**Extrait du document:**
+-------+

Pétillant,… pour qui apprécie les « bulles » qui font  doucement tourner la tête, et qui vous excitent comme les images en noir et blanc d’une bande dessinée des années 30 sur fond de crise économique et sociale aux Etats unis, plus précisément à Chicago.
Etourdissant,…  pour qui accepte de se laisser emporter par le rythme enlevé et parfois frénétique du conte social de Bertold Brecht mis en scène par Irène Favier ; une mise en scène épurée et joyeuse transmise avec intelligence aux comédiens de la Compagnie Les Ehontées.
Emouvant, … par une Jeanne Dark pathétique qui croit en la bonté, à la morale politique, en la pitié du capitalisme. Avec son groupe des Chapeau noirs, elle portera « la bonne parole » aux ouvriers pour tenter de désamorcer leur colère d’exploités,  pour se rendre compte qu’en fait elle joue le jeu du « patron».
Ces éléments posés, on peut parler du choix d’Irène Favrier de proposer le burlesque pour traiter d’un sujet grave, celui de la chute de la Bourse américaine en 1929 qui a pour conséquence  la misère de milliers d’ouvriers. On peut discuter sur la lâcheté des chômeurs en état de soumission, capables de trahison du mouvement collectif pour quelques miettes de pain et quelques avantages individuels; on peut discuter sur la pédagogie de la pièce de Brecht; sur le pourquoi de cette programmation à Fort de France …d’autant qu’on ne peut pas rire de tout et surtout que n’importe quoi ne fasse pas rire ces temps-ci !!!…suivez mon regard.

+-------+

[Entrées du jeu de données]

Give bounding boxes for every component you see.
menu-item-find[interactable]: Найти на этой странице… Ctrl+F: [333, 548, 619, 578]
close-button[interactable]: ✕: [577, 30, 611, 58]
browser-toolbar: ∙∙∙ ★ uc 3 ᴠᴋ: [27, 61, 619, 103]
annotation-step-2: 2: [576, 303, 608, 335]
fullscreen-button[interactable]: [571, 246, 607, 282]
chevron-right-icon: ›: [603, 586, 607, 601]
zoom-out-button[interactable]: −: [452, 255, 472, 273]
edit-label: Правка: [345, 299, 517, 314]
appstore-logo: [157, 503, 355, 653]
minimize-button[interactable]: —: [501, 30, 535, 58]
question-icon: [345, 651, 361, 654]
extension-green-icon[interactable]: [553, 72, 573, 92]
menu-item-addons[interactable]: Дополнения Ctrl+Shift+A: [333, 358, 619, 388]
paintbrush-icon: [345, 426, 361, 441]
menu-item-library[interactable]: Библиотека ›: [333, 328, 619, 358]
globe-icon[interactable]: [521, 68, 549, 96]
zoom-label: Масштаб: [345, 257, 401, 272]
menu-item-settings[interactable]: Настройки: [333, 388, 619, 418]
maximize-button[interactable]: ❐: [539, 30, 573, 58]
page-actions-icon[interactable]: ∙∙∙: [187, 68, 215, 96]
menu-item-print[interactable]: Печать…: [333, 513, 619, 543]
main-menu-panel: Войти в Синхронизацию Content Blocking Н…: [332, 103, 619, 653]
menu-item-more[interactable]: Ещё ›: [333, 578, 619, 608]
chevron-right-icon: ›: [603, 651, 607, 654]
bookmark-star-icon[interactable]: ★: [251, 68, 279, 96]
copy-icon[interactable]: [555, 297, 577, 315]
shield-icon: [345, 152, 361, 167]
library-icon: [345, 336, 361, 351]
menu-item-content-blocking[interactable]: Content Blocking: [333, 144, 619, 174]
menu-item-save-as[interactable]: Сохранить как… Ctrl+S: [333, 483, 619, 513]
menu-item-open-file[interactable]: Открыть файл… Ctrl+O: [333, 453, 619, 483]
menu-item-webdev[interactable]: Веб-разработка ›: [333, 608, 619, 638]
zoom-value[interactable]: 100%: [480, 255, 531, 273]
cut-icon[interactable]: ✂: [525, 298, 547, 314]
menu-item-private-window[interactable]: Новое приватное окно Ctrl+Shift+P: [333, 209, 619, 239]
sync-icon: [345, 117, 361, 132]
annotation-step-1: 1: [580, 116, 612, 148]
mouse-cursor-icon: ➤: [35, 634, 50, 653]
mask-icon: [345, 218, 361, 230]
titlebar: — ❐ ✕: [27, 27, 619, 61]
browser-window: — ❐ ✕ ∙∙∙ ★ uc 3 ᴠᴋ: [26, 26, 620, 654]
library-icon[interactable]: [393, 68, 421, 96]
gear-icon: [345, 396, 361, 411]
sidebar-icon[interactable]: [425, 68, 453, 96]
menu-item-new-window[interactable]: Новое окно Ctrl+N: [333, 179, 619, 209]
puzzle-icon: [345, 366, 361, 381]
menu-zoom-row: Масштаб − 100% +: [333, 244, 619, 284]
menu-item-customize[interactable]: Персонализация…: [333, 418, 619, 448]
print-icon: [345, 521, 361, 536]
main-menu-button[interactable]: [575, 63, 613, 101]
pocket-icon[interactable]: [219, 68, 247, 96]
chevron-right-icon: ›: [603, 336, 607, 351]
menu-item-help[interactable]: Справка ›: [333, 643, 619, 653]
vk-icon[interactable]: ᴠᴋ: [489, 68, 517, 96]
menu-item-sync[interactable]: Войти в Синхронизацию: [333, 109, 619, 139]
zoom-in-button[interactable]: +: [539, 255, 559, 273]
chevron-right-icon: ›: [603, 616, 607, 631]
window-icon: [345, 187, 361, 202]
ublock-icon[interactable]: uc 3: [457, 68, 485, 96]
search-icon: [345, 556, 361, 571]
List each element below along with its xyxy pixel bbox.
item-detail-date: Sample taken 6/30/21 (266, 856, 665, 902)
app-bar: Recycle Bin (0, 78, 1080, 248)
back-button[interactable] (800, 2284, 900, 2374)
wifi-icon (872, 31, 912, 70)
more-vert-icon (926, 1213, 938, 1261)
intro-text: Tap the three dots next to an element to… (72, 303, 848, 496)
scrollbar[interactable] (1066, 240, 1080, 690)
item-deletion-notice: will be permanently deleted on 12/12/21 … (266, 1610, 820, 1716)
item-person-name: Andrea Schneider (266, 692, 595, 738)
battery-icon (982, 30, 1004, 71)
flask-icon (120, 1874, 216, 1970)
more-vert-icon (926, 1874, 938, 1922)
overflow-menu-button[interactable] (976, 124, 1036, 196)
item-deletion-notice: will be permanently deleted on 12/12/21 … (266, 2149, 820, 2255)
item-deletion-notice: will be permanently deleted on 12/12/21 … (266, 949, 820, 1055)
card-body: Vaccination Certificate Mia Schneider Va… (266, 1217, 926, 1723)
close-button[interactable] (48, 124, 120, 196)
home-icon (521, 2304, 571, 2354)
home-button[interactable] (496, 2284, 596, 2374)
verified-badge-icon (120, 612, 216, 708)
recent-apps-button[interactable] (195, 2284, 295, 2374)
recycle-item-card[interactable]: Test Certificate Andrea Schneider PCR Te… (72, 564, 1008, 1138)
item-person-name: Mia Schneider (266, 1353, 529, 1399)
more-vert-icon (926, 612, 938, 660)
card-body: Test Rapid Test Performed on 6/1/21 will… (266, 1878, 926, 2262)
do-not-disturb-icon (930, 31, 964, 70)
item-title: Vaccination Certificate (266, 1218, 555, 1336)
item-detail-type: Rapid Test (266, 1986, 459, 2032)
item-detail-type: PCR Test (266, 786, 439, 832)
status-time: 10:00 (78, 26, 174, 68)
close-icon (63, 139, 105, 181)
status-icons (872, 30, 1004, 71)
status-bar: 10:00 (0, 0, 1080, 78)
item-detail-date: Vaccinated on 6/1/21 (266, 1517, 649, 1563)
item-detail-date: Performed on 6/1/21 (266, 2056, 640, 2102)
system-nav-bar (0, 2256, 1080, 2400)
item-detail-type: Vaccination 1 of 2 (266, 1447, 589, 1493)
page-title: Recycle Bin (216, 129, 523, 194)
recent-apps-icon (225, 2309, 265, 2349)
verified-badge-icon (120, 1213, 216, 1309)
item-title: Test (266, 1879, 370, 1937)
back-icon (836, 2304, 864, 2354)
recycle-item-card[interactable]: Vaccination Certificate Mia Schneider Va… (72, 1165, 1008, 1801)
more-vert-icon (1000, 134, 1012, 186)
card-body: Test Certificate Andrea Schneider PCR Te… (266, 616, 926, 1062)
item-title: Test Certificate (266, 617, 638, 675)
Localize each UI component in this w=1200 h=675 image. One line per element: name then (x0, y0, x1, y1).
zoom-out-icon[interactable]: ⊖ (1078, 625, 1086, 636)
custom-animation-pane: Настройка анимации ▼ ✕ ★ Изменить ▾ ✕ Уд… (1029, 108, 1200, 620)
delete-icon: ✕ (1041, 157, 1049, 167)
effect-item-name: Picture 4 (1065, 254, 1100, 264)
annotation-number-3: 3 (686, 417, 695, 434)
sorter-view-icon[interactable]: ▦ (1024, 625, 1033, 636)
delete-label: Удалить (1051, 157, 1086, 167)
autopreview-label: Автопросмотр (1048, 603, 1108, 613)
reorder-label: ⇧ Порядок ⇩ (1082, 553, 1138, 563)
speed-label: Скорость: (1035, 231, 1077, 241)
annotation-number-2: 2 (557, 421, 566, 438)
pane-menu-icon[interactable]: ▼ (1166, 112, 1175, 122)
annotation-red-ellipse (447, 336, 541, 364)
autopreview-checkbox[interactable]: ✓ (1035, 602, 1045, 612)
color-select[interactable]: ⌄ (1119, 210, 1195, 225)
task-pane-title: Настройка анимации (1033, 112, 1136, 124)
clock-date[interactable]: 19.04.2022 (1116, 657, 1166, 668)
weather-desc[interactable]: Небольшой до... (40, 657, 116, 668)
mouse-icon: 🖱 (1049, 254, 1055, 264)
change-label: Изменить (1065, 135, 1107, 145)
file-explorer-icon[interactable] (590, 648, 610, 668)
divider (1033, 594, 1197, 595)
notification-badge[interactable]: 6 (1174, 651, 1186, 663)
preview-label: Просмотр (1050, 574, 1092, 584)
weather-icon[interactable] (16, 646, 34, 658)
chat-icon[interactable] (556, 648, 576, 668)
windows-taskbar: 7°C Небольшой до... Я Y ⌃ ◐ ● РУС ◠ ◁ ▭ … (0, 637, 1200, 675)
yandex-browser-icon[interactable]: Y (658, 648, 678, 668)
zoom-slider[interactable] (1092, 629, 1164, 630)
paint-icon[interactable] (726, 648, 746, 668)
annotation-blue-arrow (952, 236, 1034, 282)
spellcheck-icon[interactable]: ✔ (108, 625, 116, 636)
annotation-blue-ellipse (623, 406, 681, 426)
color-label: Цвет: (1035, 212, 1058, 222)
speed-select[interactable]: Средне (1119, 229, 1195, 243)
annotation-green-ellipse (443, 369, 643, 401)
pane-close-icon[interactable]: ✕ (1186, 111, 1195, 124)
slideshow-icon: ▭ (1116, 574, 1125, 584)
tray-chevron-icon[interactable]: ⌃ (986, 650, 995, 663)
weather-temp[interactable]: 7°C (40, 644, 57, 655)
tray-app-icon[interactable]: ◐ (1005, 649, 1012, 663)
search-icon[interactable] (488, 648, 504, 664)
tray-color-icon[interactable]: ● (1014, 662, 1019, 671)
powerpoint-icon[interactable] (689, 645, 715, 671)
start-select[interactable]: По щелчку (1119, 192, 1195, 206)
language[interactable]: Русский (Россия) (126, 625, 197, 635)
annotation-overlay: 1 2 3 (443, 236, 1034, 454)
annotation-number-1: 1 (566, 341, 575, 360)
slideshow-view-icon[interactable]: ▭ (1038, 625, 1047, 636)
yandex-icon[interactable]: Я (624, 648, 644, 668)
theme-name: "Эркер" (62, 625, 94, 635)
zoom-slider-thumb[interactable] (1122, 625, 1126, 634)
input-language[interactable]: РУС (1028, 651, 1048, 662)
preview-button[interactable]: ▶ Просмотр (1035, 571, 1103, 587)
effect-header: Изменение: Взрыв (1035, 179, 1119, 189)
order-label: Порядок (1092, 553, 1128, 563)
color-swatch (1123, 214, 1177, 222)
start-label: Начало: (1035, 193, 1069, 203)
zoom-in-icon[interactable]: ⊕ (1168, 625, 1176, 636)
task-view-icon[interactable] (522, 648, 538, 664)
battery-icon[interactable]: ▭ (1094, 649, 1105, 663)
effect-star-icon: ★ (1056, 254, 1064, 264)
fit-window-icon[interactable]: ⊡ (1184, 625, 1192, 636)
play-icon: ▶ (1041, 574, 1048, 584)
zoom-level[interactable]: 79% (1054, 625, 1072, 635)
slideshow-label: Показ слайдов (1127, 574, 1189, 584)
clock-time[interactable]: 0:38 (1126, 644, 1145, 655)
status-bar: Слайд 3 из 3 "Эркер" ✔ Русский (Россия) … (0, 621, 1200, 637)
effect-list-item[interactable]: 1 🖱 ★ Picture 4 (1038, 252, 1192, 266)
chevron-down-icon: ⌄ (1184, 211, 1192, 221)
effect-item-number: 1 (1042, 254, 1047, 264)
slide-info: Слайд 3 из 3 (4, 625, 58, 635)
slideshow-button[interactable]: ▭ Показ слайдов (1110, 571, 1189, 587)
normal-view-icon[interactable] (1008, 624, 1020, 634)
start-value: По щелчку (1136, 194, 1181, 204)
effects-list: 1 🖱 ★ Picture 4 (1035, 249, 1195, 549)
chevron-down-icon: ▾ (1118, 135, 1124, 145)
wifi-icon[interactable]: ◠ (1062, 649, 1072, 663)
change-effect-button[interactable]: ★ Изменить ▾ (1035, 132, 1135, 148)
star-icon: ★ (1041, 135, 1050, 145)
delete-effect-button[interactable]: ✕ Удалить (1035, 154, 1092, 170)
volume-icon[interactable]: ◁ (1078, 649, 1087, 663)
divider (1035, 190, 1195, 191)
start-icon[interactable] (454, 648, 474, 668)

+-------+

**Exercice 1:**
Recopiez la critique théâtrale depuis « Ces éléments posés, on » jusqu'à « temps-ci !!!…suivez mon regard. » inclus.
**Exercice 2:**
Prolongez la critique théâtrale en reprenant juste après sa dernière phrase.

**Zone de réponse 1:**
Ces éléments posés, on peut parler du choix d’Irène Favrier de proposer le burlesque pour traiter d’un sujet grave, celui de la chute de la Bourse américaine en 1929 qui a pour conséquence  la misère de milliers d’ouvriers. On peut discuter sur la lâcheté des chômeurs en état de soumission, capables de trahison du mouvement collectif pour quelques miettes de pain et quelques avantages individuels; on peut discuter sur la pédagogie de la pièce de Brecht; sur le pourquoi de cette programmation à Fort de France …d’autant qu’on ne peut pas rire de tout et surtout que n’importe quoi ne fasse pas rire ces temps-ci !!!…suivez mon regard.

**Zone de réponse 2:**
Or la mise en scène d’Irène Favier participe justement au décapage des sens des spectateurs formatés par une culture de la circonspection et de la mesure. « Oui,.. ;mais.. ; pourquoi pas…? »
Pourtant de l’excellent jeu des acteurs émerge l’interprétation chapelinesque (costume et gestuelle) de Marie-Line Vergnaux qui conduit magistralement le personnage de Pierpont  Mauler, le magnat des abattoirs. Tout en finesse et avec une condition physique exceptionnelle, la comédienne ramène à la distanciation brechtienne bien servie par le jeu facétieux de la Comédia delarte. Ses comparses aussi attachants tiennent parfaitement leurs personnages dans ce conte social de la « Lin-klè (lune claire) » qu’aurait pu raconter avec truculence des types comme Serge Bazas, Dédé Duguet, ou Jean Claude Duverger, ou Jocelyn Régina.
Et puis il y a la Jeanne Dark, pommée avec ses Chapeaux Noirs, groupe d’illuminés moralisateurs parfaitement intégrés au développement de l’intrigue, qui veut croire en la bonne âme du capitalisme quand il est dos au mur de la faillite.  Vous m’en direz tant. On serait tenter de suivre « la pucelle » tant elle est convaincante de piété, d’humanité et déconcertante de bonté.
Mais face à tant d’apitoiements, on retrouve le zébulon (Pierpont) capitaliste, violent et calculateur,, qui ne connait que la rentabilité de ses mises dans l’industrie de la viande de bœuf en pleine décrépitude. Il viole la « martyre » (pour ne pas dire autre chose) venue prêcher la compassion et le respect des ouvriers. La pauvre Jeanne Dark en perdra la raison, rejetée par les ouvriers qu’elle voulait défendre au nom de la Justice sociale, voire divine. Pierpont Mauler triomphe en écrasant ses concurrents et le mouvement de revendication des ouvriers. Le capitalisme a encore gagné puisque le patron relancera ses conserveries et le spectateur se retrouve confronté à la réalité quotidienne d’une société de profit au service de quelques grands capitaines d’industrie qui gouvernent le monde.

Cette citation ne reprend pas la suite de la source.